What to work on: Each line of the material must be repeated precisely, with the pictures left out.
___ Extracted records ___
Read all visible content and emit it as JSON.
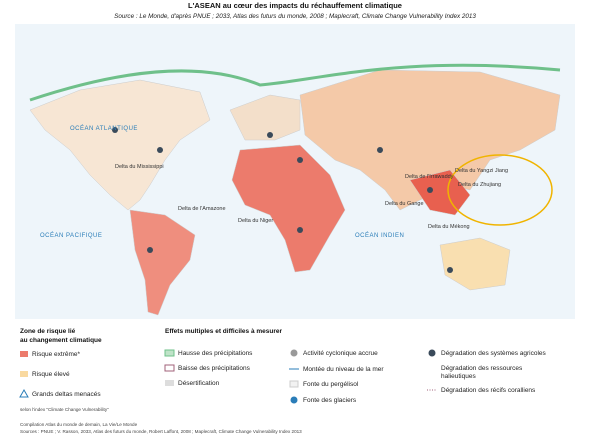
{
  "header": {
    "title": "L'ASEAN au cœur des impacts du réchauffement climatique",
    "source": "Source : Le Monde, d'après PNUE ; 2033, Atlas des futurs du monde, 2008 ; Maplecraft, Climate Change Vulnerability Index 2013"
  },
  "map": {
    "labels": [
      "OCÉAN ATLANTIQUE",
      "OCÉAN PACIFIQUE",
      "OCÉAN INDIEN",
      "Delta du Mississippi",
      "Delta de l'Amazone",
      "Delta du Niger",
      "Delta du Gange",
      "Delta du Yangzi Jiang",
      "Delta du Zhujiang",
      "Delta de l'Irrawaddy",
      "Delta du Mékong"
    ]
  },
  "legend": {
    "risk": {
      "title": [
        "Zone de risque lié",
        "au changement climatique"
      ],
      "items": [
        "Risque extrême*",
        "Risque élevé",
        "Grands deltas menacés"
      ]
    },
    "effects": {
      "title": "Effets multiples et difficiles à mesurer",
      "items": [
        "Hausse des précipitations",
        "Baisse des précipitations",
        "Désertification",
        "Activité cyclonique accrue",
        "Montée du niveau de la mer",
        "Fonte du pergélisol",
        "Fonte des glaciers",
        "Dégradation des systèmes agricoles",
        [
          "Dégradation des ressources",
          "halieutiques"
        ],
        "Dégradation des récifs coralliens"
      ]
    }
  },
  "footer": {
    "note": "selon l'index \"Climate Change Vulnerability\"",
    "compilation": "Compilation Atlas du monde de demain, La Vie/Le Monde",
    "sources": "Sources : PNUE ; V. Rasson, 2033, Atlas des futurs du monde, Robert Laffont, 2008 ; Maplecraft, Climate Change Vulnerability Index 2013"
  }
}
___
Solved problem:
Read all visible content and emit it as JSON.
{
  "header": {
    "title": "L'ASEAN au cœur des impacts du réchauffement climatique",
    "source": "Source : Le Monde, d'après PNUE ; 2033, Atlas des futurs du monde, 2008 ; Maplecraft, Climate Change Vulnerability Index 2013"
  },
  "map": {
    "labels": [
      "OCÉAN ATLANTIQUE",
      "OCÉAN PACIFIQUE",
      "OCÉAN INDIEN",
      "Delta du Mississippi",
      "Delta de l'Amazone",
      "Delta du Niger",
      "Delta du Gange",
      "Delta du Yangzi Jiang",
      "Delta du Zhujiang",
      "Delta de l'Irrawaddy",
      "Delta du Mékong"
    ]
  },
  "legend": {
    "risk": {
      "title": [
        "Zone de risque lié",
        "au changement climatique"
      ],
      "items": [
        "Risque extrême*",
        "Risque élevé",
        "Grands deltas menacés"
      ]
    },
    "effects": {
      "title": "Effets multiples et difficiles à mesurer",
      "items": [
        "Hausse des précipitations",
        "Baisse des précipitations",
        "Désertification",
        "Activité cyclonique accrue",
        "Montée du niveau de la mer",
        "Fonte du pergélisol",
        "Fonte des glaciers",
        "Dégradation des systèmes agricoles",
        [
          "Dégradation des ressources",
          "halieutiques"
        ],
        "Dégradation des récifs coralliens"
      ]
    }
  },
  "footer": {
    "note": "selon l'index \"Climate Change Vulnerability\"",
    "compilation": "Compilation Atlas du monde de demain, La Vie/Le Monde",
    "sources": "Sources : PNUE ; V. Rasson, 2033, Atlas des futurs du monde, Robert Laffont, 2008 ; Maplecraft, Climate Change Vulnerability Index 2013"
  }
}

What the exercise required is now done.